§ **TO BE DONE**: From the entries below, copy every line where the string "recyklingu" appears.

§ **Stored data entries**:

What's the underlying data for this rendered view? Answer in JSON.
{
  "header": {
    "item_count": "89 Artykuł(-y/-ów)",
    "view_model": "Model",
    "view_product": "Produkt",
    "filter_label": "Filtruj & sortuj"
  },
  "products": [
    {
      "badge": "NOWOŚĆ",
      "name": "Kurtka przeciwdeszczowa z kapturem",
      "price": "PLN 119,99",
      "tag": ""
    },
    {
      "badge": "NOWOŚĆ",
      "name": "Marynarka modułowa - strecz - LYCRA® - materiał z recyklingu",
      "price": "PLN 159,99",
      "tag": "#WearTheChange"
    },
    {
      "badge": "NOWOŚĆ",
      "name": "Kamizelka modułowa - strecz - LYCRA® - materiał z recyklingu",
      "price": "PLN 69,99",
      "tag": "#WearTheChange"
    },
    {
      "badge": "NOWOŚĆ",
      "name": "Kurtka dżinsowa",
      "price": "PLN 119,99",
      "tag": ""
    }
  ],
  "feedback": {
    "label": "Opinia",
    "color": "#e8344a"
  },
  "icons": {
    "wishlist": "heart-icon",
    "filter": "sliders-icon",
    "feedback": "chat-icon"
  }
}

§ **CORRECT OUTPUT**:
      "name": "Marynarka modułowa - strecz - LYCRA® - materiał z recyklingu",
      "name": "Kamizelka modułowa - strecz - LYCRA® - materiał z recyklingu",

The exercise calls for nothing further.